■ WHAT IS BEING ASKED ■
Below is some material; transcribe all of it exactly.

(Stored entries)
◆ ◆ ◆

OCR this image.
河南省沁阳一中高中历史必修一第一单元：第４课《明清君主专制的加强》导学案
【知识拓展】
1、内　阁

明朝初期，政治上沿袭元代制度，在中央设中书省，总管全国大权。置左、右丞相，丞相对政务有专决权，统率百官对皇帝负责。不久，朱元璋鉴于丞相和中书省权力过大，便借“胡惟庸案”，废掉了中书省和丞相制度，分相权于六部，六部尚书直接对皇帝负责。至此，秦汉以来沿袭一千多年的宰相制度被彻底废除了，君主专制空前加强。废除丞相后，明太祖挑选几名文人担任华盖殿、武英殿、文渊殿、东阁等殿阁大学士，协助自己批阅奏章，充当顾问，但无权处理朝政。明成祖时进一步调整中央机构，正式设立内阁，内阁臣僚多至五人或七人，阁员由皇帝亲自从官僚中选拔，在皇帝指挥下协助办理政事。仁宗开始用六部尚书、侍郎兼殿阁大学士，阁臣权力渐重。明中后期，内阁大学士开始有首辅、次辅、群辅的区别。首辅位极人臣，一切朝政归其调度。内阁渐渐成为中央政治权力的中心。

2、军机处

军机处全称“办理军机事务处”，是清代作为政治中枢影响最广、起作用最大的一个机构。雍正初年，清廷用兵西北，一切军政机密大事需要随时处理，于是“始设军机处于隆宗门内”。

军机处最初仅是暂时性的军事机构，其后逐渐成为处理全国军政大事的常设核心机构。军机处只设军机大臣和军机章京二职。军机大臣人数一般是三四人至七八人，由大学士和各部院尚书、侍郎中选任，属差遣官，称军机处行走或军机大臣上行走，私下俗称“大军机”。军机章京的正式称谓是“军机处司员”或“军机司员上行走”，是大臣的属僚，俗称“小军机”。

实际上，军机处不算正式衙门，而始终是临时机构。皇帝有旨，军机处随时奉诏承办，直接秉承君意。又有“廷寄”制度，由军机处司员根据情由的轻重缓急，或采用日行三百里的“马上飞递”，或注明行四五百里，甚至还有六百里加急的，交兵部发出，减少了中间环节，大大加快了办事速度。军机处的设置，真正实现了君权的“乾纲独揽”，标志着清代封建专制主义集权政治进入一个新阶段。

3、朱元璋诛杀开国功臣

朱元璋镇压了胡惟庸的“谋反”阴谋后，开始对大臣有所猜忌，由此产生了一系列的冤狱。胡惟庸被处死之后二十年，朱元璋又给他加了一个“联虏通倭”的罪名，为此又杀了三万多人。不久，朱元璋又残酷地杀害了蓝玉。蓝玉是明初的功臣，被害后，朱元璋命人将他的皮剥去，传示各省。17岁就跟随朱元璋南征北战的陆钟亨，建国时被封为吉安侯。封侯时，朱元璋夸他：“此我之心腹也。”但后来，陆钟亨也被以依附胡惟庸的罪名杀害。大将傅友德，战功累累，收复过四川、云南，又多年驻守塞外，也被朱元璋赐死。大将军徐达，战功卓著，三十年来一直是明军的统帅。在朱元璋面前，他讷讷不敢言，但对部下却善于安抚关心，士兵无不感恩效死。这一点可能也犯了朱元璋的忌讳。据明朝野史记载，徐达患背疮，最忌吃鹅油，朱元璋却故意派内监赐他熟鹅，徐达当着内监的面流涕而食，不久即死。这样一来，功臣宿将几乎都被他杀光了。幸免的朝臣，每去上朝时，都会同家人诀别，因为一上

◆ ◆ ◆

■ OUTPUT BELOW ■
OCR this image.
河南省沁阳一中高中历史必修一第一单元：第４课《明清君主专制的加强》导学案
【知识拓展】
1、内　阁

明朝初期，政治上沿袭元代制度，在中央设中书省，总管全国大权。置左、右丞相，丞相对政务有专决权，统率百官对皇帝负责。不久，朱元璋鉴于丞相和中书省权力过大，便借“胡惟庸案”，废掉了中书省和丞相制度，分相权于六部，六部尚书直接对皇帝负责。至此，秦汉以来沿袭一千多年的宰相制度被彻底废除了，君主专制空前加强。废除丞相后，明太祖挑选几名文人担任华盖殿、武英殿、文渊殿、东阁等殿阁大学士，协助自己批阅奏章，充当顾问，但无权处理朝政。明成祖时进一步调整中央机构，正式设立内阁，内阁臣僚多至五人或七人，阁员由皇帝亲自从官僚中选拔，在皇帝指挥下协助办理政事。仁宗开始用六部尚书、侍郎兼殿阁大学士，阁臣权力渐重。明中后期，内阁大学士开始有首辅、次辅、群辅的区别。首辅位极人臣，一切朝政归其调度。内阁渐渐成为中央政治权力的中心。

2、军机处

军机处全称“办理军机事务处”，是清代作为政治中枢影响最广、起作用最大的一个机构。雍正初年，清廷用兵西北，一切军政机密大事需要随时处理，于是“始设军机处于隆宗门内”。

军机处最初仅是暂时性的军事机构，其后逐渐成为处理全国军政大事的常设核心机构。军机处只设军机大臣和军机章京二职。军机大臣人数一般是三四人至七八人，由大学士和各部院尚书、侍郎中选任，属差遣官，称军机处行走或军机大臣上行走，私下俗称“大军机”。军机章京的正式称谓是“军机处司员”或“军机司员上行走”，是大臣的属僚，俗称“小军机”。

实际上，军机处不算正式衙门，而始终是临时机构。皇帝有旨，军机处随时奉诏承办，直接秉承君意。又有“廷寄”制度，由军机处司员根据情由的轻重缓急，或采用日行三百里的“马上飞递”，或注明行四五百里，甚至还有六百里加急的，交兵部发出，减少了中间环节，大大加快了办事速度。军机处的设置，真正实现了君权的“乾纲独揽”，标志着清代封建专制主义集权政治进入一个新阶段。

3、朱元璋诛杀开国功臣

朱元璋镇压了胡惟庸的“谋反”阴谋后，开始对大臣有所猜忌，由此产生了一系列的冤狱。胡惟庸被处死之后二十年，朱元璋又给他加了一个“联虏通倭”的罪名，为此又杀了三万多人。不久，朱元璋又残酷地杀害了蓝玉。蓝玉是明初的功臣，被害后，朱元璋命人将他的皮剥去，传示各省。17岁就跟随朱元璋南征北战的陆钟亨，建国时被封为吉安侯。封侯时，朱元璋夸他：“此我之心腹也。”但后来，陆钟亨也被以依附胡惟庸的罪名杀害。大将傅友德，战功累累，收复过四川、云南，又多年驻守塞外，也被朱元璋赐死。大将军徐达，战功卓著，三十年来一直是明军的统帅。在朱元璋面前，他讷讷不敢言，但对部下却善于安抚关心，士兵无不感恩效死。这一点可能也犯了朱元璋的忌讳。据明朝野史记载，徐达患背疮，最忌吃鹅油，朱元璋却故意派内监赐他熟鹅，徐达当着内监的面流涕而食，不久即死。这样一来，功臣宿将几乎都被他杀光了。幸免的朝臣，每去上朝时，都会同家人诀别，因为一上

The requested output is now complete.